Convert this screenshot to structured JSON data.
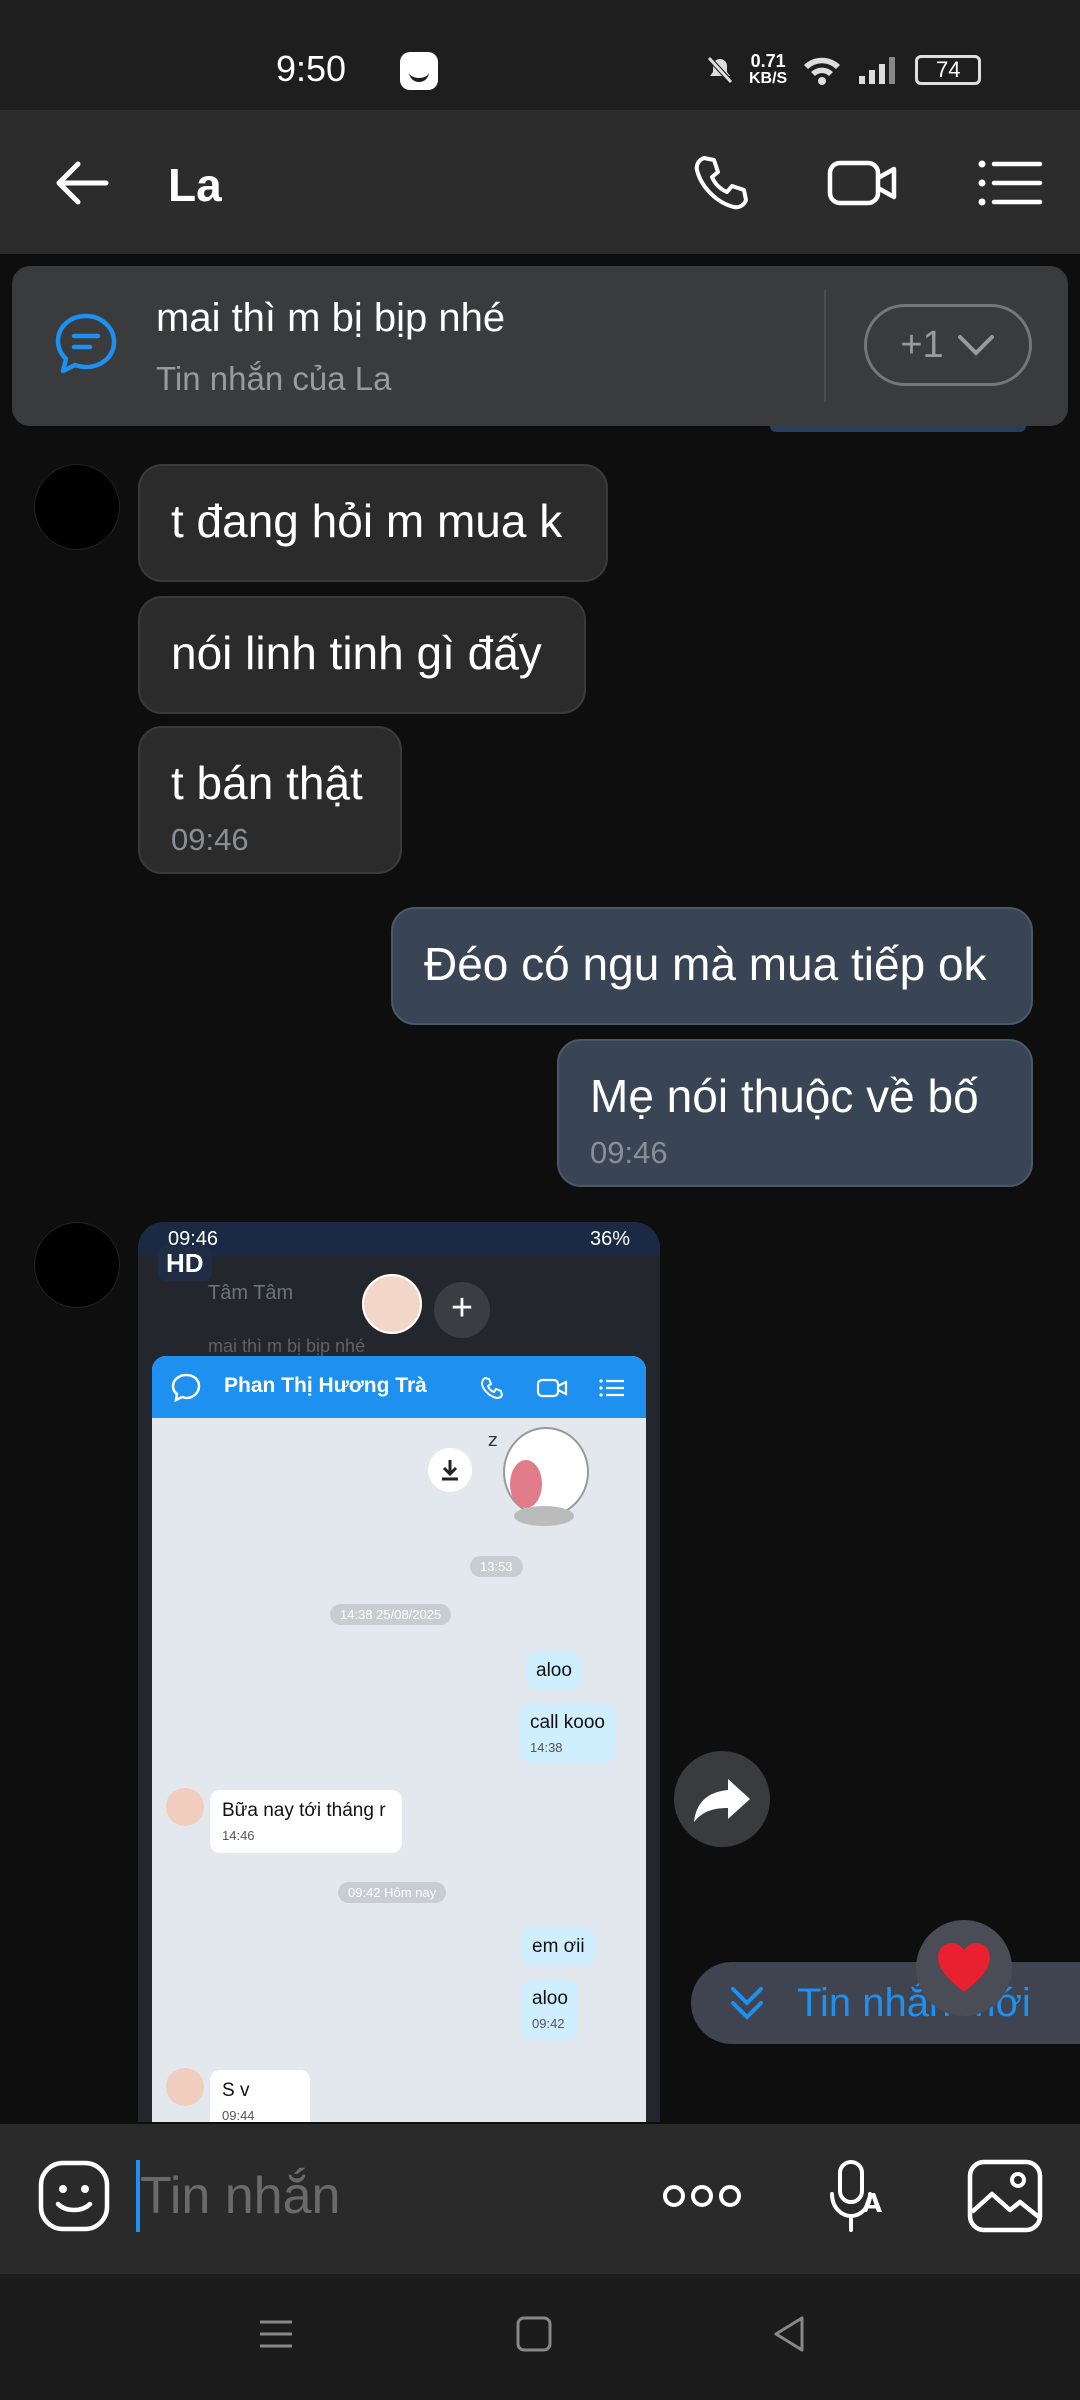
{
  "status_bar": {
    "time": "9:50",
    "speed_value": "0.71",
    "speed_unit": "KB/S",
    "battery": "74"
  },
  "header": {
    "title": "La",
    "back_icon": "arrow-left-icon",
    "call_icon": "phone-icon",
    "video_icon": "video-camera-icon",
    "menu_icon": "list-icon"
  },
  "pinned": {
    "text": "mai thì m bị bịp nhé",
    "sender": "Tin nhắn của La",
    "more": "+1"
  },
  "messages": [
    {
      "text": "t đang hỏi m mua k"
    },
    {
      "text": "nói linh tinh gì đấy"
    },
    {
      "text": "t bán thật",
      "time": "09:46"
    },
    {
      "text": "Đéo có ngu mà mua tiếp ok"
    },
    {
      "text": "Mẹ nói thuộc về bố",
      "time": "09:46"
    }
  ],
  "image_message": {
    "badge": "HD",
    "status_time": "09:46",
    "status_battery": "36%",
    "peek_name": "Tâm Tâm",
    "peek_pinned": "mai thì m bị bịp nhé",
    "contact": "Phan Thị Hương Trà",
    "time_1": "13:53",
    "date_pill": "14:38 25/08/2025",
    "msg_aloo": "aloo",
    "msg_call": "call kooo",
    "time_call": "14:38",
    "msg_bua": "Bữa nay tới tháng r",
    "time_bua": "14:46",
    "today_pill": "09:42 Hôm nay",
    "msg_emoi": "em ơii",
    "msg_aloo2": "aloo",
    "time_aloo2": "09:42",
    "msg_sv": "S v",
    "time_sv": "09:44"
  },
  "new_messages_label": "Tin nhắn mới",
  "input": {
    "placeholder": "Tin nhắn"
  },
  "colors": {
    "accent": "#1e90f0",
    "incoming": "#2b2b2b",
    "outgoing": "#394554"
  }
}
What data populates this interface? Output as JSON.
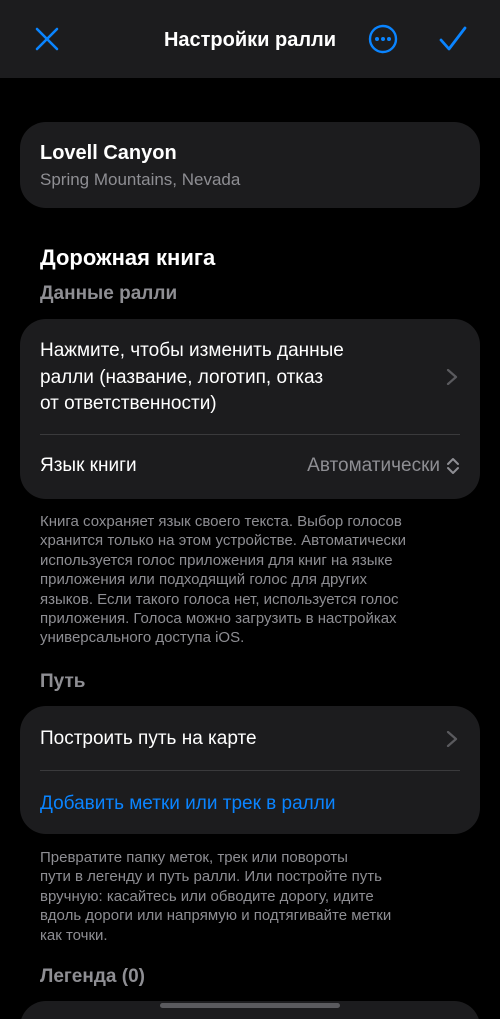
{
  "navbar": {
    "title": "Настройки ралли",
    "close_icon": "close-icon",
    "more_icon": "more-circle-icon",
    "done_icon": "checkmark-icon"
  },
  "location": {
    "name": "Lovell Canyon",
    "region": "Spring Mountains, Nevada"
  },
  "roadbook": {
    "title": "Дорожная книга",
    "subtitle": "Данные ралли",
    "edit_line1": "Нажмите, чтобы изменить данные",
    "edit_line2": "ралли (название, логотип, отказ",
    "edit_line3": "от ответственности)",
    "language_label": "Язык книги",
    "language_value": "Автоматически",
    "note_lines": [
      "Книга сохраняет язык своего текста. Выбор голосов",
      "хранится только на этом устройстве. Автоматически",
      "используется голос приложения для книг на языке",
      "приложения или подходящий голос для других",
      "языков. Если такого голоса нет, используется голос",
      "приложения. Голоса можно загрузить в настройках",
      "универсального доступа iOS."
    ]
  },
  "path": {
    "title": "Путь",
    "build_label": "Построить путь на карте",
    "add_label": "Добавить метки или трек в ралли",
    "note_lines": [
      "Превратите папку меток, трек или повороты",
      "пути в легенду и путь ралли. Или постройте путь",
      "вручную: касайтесь или обводите дорогу, идите",
      "вдоль дороги или напрямую и подтягивайте метки",
      "как точки."
    ]
  },
  "legend": {
    "title": "Легенда (0)"
  },
  "colors": {
    "accent": "#0a84ff",
    "background": "#000000",
    "card": "#1c1c1e",
    "secondary_text": "#8e8e93"
  }
}
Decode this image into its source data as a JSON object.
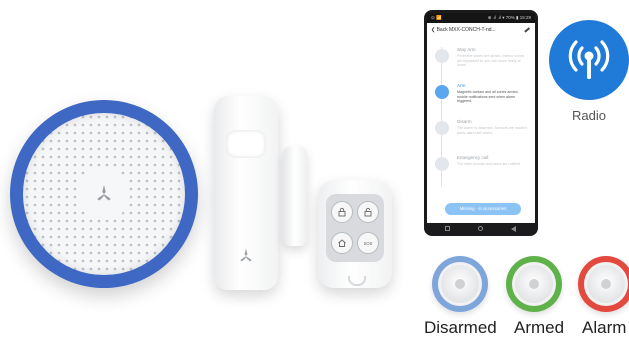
{
  "phone": {
    "status_left": "⊙ 📶",
    "status_right": "⊕ .ıl .ıl ▾ 70% ▮ 15:29",
    "back_label": "❮ Back",
    "header_title": "MXX-CONCH-T-nd...",
    "modes": [
      {
        "name": "Stay Arm",
        "desc": "Perimeter zones are armed, interior zones are bypassed so you can move freely at home.",
        "active": false
      },
      {
        "name": "Arm",
        "desc": "Magnetic contact and all zones armed, mobile notifications sent when alarm triggered.",
        "active": true
      },
      {
        "name": "Disarm",
        "desc": "The alarm is disarmed. Sensors are inactive, panic alarm still works.",
        "active": false
      },
      {
        "name": "Emergency call",
        "desc": "The siren sounds and users are notified.",
        "active": false
      }
    ],
    "bottom_button": "Missing  ·  in accessories"
  },
  "radio": {
    "label": "Radio",
    "icon": "radio-signal-icon",
    "color": "#1f7ad8"
  },
  "hub": {
    "ring_color": "#3f68c4"
  },
  "statuses": [
    {
      "label": "Disarmed",
      "color": "#7fa6db"
    },
    {
      "label": "Armed",
      "color": "#5fb24a"
    },
    {
      "label": "Alarm",
      "color": "#e4493f"
    }
  ]
}
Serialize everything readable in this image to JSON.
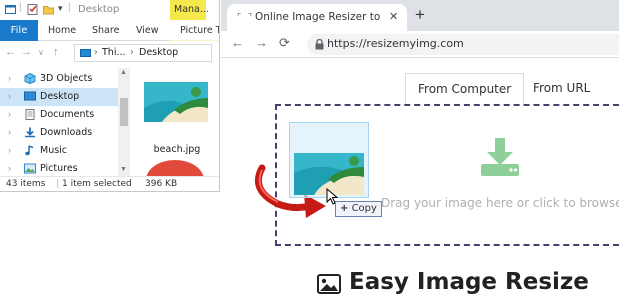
{
  "explorer": {
    "title": "Desktop",
    "manage_label": "Mana...",
    "ribbon_tabs": [
      "File",
      "Home",
      "Share",
      "View",
      "Picture Tools"
    ],
    "breadcrumb": [
      "Thi...",
      "Desktop"
    ],
    "nav_items": [
      {
        "label": "3D Objects",
        "icon": "cube-icon",
        "selected": false
      },
      {
        "label": "Desktop",
        "icon": "desktop-icon",
        "selected": true
      },
      {
        "label": "Documents",
        "icon": "documents-icon",
        "selected": false
      },
      {
        "label": "Downloads",
        "icon": "downloads-icon",
        "selected": false
      },
      {
        "label": "Music",
        "icon": "music-icon",
        "selected": false
      },
      {
        "label": "Pictures",
        "icon": "pictures-icon",
        "selected": false
      }
    ],
    "file_name": "beach.jpg",
    "status": {
      "items": "43 items",
      "selected": "1 item selected",
      "size": "396 KB"
    }
  },
  "browser": {
    "tab_title": "Online Image Resizer to edit, cro",
    "url": "https://resizemyimg.com",
    "site_tabs": [
      "From Computer",
      "From URL"
    ],
    "active_site_tab": "From Computer",
    "drop_text": "Drag your image here or click to browse one",
    "heading": "Easy Image Resize"
  },
  "drag": {
    "tooltip": "Copy",
    "tooltip_symbol": "+"
  },
  "colors": {
    "file_tab": "#1979ca",
    "manage_tab": "#f5e84a",
    "selected_nav": "#cce4f7",
    "dropzone_border": "#4a3f6b",
    "download_icon": "#8fcf9a",
    "drag_arrow": "#c61a16"
  }
}
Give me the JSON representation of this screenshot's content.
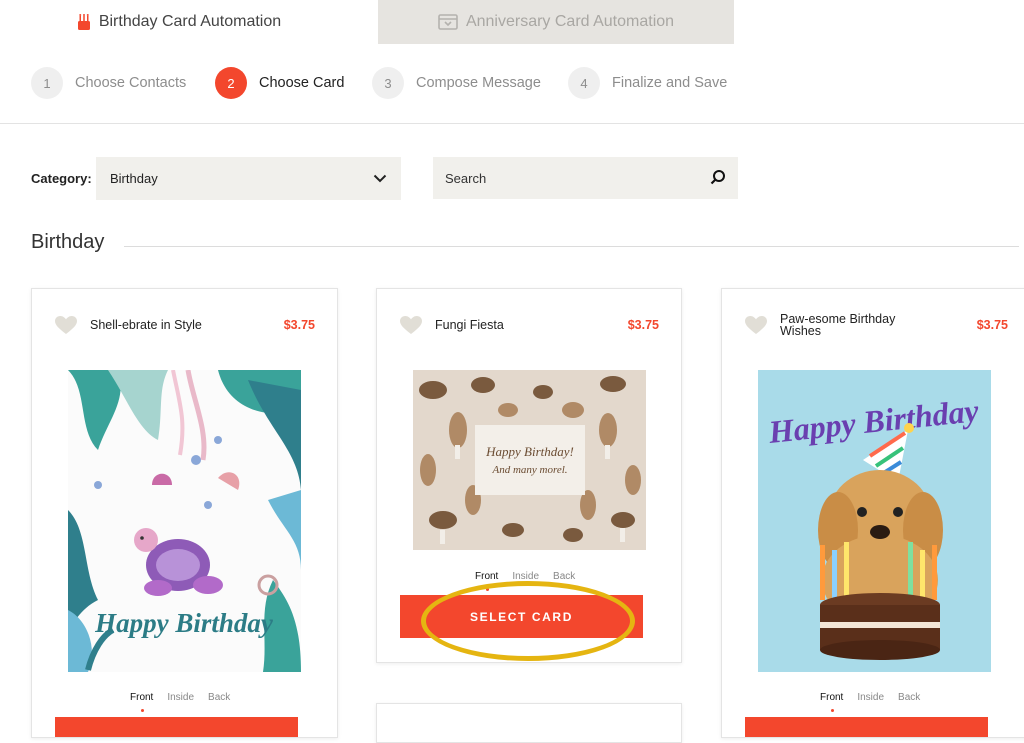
{
  "tabs": [
    {
      "label": "Birthday Card Automation",
      "icon": "birthday-cake-icon",
      "active": true
    },
    {
      "label": "Anniversary Card Automation",
      "icon": "card-box-icon",
      "active": false
    }
  ],
  "steps": [
    {
      "num": "1",
      "label": "Choose Contacts",
      "active": false
    },
    {
      "num": "2",
      "label": "Choose Card",
      "active": true
    },
    {
      "num": "3",
      "label": "Compose Message",
      "active": false
    },
    {
      "num": "4",
      "label": "Finalize and Save",
      "active": false
    }
  ],
  "filters": {
    "category_label": "Category:",
    "category_value": "Birthday",
    "search_placeholder": "Search"
  },
  "section": {
    "title": "Birthday"
  },
  "cards": [
    {
      "title": "Shell-ebrate in Style",
      "price": "$3.75",
      "views": [
        "Front",
        "Inside",
        "Back"
      ],
      "image": {
        "title": "Happy Birthday"
      }
    },
    {
      "title": "Fungi Fiesta",
      "price": "$3.75",
      "views": [
        "Front",
        "Inside",
        "Back"
      ],
      "select_label": "SELECT CARD",
      "image": {
        "line1": "Happy Birthday!",
        "line2": "And many morel."
      }
    },
    {
      "title": "Paw-esome Birthday Wishes",
      "price": "$3.75",
      "views": [
        "Front",
        "Inside",
        "Back"
      ],
      "image": {
        "title": "Happy Birthday"
      }
    }
  ],
  "colors": {
    "accent": "#f3472d",
    "highlight": "#e5b511",
    "field_bg": "#f1f0ec",
    "inactive_tab": "#e6e4e0"
  }
}
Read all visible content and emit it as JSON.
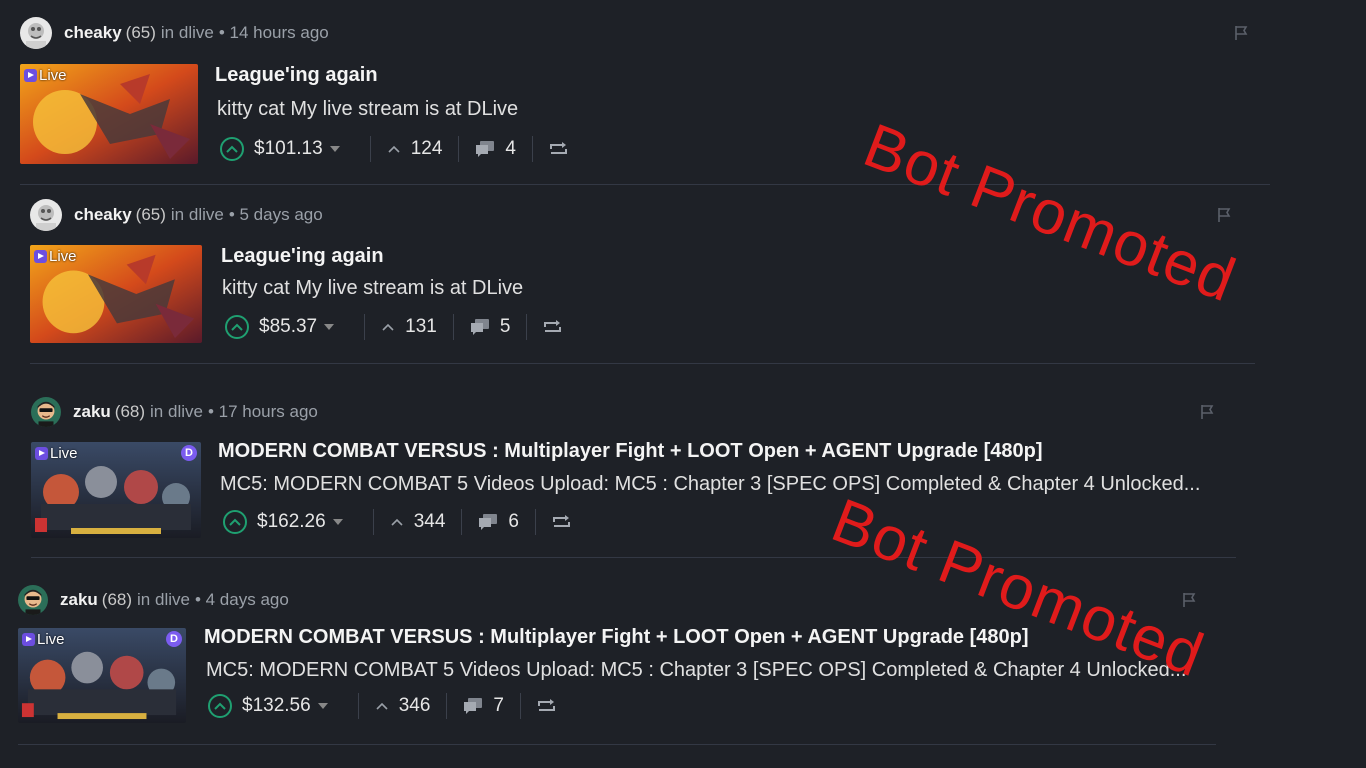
- - -
> [WHAT TO PRODUCE]: Check each line of the records for the word "Автоматически" and extract those that contain it.

> [CORRECT RESULT]:
    "language_value": "Автоматически",
      "хранится только на этом устройстве. Автоматически",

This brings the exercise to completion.